Objective: From the entries below, copy every line that holds the word "Japan".

Available data:
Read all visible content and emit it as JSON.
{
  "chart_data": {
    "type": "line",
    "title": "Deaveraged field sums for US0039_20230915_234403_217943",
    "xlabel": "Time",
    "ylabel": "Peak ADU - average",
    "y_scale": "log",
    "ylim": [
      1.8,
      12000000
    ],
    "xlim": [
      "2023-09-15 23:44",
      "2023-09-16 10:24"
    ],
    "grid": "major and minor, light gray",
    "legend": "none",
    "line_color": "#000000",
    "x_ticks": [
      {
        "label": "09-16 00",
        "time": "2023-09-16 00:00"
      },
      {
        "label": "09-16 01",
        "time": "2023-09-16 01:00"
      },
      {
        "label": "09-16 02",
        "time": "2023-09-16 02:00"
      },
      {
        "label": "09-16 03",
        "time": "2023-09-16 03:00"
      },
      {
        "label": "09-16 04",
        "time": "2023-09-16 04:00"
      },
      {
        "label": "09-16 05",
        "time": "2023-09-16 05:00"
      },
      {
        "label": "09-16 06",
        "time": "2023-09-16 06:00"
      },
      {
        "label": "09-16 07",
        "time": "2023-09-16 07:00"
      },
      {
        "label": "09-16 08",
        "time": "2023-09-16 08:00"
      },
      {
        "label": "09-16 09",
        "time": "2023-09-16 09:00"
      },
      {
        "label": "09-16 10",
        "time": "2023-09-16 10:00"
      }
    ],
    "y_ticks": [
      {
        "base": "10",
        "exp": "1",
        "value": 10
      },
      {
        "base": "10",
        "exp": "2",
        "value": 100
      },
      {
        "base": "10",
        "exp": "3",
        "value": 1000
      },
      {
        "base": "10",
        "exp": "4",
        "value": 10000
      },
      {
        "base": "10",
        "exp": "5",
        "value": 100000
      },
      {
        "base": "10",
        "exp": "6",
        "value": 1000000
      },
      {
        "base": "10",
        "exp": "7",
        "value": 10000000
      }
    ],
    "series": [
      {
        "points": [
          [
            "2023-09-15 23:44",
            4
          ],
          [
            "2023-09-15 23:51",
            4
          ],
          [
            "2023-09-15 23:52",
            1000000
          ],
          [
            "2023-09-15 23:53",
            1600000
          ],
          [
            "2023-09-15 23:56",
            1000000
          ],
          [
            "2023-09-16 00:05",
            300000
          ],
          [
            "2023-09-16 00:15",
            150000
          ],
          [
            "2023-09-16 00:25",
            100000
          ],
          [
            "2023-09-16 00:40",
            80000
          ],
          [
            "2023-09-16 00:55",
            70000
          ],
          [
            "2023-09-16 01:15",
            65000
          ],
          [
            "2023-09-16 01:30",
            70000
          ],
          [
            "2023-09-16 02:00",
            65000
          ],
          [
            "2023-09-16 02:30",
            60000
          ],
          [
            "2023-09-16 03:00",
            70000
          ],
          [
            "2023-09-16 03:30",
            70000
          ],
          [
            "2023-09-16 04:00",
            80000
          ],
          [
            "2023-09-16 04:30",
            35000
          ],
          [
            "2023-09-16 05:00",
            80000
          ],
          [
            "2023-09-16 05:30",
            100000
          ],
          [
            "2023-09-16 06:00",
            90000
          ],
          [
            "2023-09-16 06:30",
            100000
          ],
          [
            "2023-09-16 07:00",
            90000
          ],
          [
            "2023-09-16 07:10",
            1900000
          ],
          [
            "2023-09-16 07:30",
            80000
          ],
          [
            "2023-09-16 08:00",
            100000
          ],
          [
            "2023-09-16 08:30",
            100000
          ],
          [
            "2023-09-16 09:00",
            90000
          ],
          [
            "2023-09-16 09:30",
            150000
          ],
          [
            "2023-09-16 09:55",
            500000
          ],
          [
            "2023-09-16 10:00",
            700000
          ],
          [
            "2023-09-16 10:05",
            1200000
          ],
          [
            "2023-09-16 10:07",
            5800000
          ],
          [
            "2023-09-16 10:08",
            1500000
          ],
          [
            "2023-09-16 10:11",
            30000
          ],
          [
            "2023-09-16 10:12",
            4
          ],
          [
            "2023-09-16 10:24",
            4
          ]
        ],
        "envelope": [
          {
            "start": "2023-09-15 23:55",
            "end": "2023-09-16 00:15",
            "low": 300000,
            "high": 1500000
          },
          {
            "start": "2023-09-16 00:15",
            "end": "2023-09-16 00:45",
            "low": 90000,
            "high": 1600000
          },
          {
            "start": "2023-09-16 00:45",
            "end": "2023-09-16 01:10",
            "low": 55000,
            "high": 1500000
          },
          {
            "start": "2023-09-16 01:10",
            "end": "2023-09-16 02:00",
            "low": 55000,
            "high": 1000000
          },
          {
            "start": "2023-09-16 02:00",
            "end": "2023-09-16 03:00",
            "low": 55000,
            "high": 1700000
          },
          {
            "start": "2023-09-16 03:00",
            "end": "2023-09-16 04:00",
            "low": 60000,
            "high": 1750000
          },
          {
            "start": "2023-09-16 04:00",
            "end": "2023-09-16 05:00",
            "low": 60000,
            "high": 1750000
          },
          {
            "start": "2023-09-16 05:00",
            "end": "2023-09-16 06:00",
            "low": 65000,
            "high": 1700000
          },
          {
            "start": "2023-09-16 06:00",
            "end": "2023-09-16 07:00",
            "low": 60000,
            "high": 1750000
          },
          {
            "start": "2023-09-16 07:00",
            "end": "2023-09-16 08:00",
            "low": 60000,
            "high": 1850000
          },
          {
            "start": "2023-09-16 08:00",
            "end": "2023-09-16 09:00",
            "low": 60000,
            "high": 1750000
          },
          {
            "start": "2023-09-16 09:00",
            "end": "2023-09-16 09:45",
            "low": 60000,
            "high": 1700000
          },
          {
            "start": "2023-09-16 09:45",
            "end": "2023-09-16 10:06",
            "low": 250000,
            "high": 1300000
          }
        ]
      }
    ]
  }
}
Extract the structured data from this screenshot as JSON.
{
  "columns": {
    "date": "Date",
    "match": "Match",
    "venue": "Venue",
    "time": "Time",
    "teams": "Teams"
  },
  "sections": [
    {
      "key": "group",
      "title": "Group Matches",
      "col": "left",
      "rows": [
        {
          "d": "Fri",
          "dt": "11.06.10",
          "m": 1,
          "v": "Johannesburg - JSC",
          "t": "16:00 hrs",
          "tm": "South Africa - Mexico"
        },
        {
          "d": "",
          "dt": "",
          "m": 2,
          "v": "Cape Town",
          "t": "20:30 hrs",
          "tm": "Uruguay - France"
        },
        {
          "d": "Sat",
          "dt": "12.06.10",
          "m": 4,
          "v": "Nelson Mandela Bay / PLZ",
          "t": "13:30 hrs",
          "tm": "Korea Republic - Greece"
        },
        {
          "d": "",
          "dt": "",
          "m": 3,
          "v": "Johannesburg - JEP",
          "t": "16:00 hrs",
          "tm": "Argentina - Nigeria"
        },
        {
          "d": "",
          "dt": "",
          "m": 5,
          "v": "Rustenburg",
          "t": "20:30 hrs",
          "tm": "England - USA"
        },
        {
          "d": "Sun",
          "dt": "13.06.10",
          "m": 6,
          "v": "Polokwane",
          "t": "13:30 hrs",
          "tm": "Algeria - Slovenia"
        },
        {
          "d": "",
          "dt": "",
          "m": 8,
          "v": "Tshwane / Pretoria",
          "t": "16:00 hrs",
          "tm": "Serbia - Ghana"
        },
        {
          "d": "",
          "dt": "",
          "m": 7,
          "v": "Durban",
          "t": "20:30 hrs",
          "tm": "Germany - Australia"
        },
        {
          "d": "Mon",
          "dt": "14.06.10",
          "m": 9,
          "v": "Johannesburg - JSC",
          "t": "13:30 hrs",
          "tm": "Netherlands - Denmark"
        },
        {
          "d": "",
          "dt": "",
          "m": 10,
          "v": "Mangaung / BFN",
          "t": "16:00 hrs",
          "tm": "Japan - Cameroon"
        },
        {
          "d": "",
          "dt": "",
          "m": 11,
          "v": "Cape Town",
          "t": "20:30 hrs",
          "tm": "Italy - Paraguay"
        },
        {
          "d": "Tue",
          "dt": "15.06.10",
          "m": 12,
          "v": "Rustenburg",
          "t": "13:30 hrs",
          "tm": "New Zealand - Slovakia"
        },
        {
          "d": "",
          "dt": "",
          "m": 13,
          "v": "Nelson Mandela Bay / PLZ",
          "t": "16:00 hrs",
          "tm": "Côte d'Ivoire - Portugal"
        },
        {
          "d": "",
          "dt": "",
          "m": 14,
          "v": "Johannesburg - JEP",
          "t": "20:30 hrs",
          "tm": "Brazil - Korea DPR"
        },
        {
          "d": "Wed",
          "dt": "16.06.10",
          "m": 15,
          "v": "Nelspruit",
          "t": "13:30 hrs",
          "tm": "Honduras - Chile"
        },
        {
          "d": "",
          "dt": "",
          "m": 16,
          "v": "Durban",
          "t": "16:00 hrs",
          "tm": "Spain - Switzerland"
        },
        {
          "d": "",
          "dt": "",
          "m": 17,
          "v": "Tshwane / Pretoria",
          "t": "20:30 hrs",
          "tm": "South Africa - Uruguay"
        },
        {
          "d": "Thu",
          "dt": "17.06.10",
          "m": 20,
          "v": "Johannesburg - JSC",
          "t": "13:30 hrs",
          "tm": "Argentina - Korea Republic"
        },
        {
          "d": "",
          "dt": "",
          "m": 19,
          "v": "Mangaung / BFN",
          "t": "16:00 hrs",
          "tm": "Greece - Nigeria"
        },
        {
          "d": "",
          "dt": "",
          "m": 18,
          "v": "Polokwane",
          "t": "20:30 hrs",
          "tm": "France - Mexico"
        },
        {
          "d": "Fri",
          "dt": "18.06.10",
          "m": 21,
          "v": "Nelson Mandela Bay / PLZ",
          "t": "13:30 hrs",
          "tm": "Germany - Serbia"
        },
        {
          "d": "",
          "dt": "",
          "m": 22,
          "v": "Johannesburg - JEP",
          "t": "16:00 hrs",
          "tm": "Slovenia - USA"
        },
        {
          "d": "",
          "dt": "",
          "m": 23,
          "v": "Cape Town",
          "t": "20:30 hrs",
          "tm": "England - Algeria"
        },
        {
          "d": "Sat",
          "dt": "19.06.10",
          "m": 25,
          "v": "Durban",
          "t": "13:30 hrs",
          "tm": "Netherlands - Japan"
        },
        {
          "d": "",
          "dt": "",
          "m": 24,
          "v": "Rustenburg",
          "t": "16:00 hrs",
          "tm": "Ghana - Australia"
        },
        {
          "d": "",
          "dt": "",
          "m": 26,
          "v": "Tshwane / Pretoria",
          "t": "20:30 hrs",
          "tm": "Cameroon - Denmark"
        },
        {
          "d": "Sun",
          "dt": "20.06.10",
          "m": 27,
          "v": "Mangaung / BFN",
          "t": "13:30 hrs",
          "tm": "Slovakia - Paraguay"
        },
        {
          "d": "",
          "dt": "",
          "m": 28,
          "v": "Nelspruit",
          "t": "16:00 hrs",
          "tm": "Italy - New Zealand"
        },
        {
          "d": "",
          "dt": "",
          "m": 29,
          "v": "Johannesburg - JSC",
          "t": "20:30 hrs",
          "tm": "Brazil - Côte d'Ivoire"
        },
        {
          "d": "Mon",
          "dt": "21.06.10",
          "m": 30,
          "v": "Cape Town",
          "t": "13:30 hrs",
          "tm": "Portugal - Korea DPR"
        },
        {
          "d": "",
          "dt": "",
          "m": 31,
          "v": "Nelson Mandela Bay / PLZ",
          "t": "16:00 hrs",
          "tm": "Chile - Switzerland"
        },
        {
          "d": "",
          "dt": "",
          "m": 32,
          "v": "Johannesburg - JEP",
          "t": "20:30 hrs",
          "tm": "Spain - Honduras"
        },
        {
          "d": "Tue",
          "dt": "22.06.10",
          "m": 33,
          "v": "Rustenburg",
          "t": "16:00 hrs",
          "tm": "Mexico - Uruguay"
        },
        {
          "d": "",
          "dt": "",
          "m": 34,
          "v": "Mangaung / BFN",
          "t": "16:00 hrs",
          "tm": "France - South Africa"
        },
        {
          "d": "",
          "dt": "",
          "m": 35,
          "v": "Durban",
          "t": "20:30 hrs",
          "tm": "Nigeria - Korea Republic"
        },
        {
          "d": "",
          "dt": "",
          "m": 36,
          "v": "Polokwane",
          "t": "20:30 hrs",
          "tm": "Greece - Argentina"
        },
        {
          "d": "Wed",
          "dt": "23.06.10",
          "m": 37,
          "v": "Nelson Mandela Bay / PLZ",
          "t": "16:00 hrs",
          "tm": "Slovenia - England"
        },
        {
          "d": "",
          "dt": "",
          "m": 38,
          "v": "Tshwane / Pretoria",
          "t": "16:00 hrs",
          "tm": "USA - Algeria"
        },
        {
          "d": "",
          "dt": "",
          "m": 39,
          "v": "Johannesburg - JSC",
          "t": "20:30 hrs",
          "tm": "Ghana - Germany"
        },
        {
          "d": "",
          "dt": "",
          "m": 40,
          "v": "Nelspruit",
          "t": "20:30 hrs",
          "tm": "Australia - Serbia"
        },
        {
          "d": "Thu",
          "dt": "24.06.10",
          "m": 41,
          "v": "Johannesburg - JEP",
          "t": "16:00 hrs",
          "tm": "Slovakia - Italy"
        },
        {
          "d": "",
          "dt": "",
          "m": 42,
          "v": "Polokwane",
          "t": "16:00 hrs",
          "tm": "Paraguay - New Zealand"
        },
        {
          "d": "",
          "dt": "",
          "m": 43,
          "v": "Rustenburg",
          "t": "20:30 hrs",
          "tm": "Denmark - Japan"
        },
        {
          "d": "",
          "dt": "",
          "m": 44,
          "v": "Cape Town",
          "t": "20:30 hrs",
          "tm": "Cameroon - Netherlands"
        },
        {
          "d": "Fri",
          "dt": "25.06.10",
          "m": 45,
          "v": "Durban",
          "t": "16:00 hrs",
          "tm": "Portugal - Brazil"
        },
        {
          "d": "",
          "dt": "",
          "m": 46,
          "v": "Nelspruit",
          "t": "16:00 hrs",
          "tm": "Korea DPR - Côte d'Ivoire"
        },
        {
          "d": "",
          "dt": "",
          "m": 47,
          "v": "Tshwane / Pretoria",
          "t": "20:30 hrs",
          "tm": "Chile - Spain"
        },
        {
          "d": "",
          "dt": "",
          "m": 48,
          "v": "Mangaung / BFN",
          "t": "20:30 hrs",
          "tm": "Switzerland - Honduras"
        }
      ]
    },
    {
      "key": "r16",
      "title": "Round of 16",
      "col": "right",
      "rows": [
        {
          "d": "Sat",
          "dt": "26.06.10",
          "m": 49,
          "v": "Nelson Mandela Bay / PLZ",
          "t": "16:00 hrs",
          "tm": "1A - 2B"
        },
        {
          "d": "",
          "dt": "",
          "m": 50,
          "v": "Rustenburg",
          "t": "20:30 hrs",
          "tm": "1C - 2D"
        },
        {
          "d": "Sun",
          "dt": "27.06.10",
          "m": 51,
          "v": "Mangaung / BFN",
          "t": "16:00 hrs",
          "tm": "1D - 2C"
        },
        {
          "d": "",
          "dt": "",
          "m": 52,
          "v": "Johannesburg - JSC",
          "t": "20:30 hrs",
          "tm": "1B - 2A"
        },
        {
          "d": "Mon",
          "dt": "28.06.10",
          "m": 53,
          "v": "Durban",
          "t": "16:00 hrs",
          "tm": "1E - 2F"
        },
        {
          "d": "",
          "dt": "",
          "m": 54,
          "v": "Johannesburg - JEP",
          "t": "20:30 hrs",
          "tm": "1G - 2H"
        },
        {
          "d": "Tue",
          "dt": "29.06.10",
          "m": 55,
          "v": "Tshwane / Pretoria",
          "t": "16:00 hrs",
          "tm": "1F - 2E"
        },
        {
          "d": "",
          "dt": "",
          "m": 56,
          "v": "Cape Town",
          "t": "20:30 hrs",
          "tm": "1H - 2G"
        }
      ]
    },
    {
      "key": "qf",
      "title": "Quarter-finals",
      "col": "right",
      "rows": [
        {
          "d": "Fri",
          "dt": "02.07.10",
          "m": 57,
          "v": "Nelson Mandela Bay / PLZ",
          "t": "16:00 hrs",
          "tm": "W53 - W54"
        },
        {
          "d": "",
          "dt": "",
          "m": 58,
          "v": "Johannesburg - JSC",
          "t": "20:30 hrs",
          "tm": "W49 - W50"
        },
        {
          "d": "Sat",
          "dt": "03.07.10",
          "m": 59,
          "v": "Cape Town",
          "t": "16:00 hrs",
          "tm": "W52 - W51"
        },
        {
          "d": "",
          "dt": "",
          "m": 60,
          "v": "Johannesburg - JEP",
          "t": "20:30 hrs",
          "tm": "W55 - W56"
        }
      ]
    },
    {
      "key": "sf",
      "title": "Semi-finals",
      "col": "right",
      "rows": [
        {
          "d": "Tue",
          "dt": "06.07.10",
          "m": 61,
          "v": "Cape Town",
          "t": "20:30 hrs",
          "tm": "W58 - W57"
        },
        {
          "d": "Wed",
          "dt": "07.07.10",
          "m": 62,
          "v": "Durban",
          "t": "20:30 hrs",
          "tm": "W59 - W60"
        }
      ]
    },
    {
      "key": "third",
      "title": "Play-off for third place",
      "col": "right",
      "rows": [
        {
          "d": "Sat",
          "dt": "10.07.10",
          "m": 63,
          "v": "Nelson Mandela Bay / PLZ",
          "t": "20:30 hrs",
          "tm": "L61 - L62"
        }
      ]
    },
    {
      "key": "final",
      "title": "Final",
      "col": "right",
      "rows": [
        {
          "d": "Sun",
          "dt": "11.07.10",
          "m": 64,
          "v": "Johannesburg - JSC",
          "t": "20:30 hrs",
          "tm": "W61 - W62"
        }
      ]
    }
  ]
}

Response to this exercise:
          "tm": "Japan - Cameroon"
          "tm": "Netherlands - Japan"
          "tm": "Denmark - Japan"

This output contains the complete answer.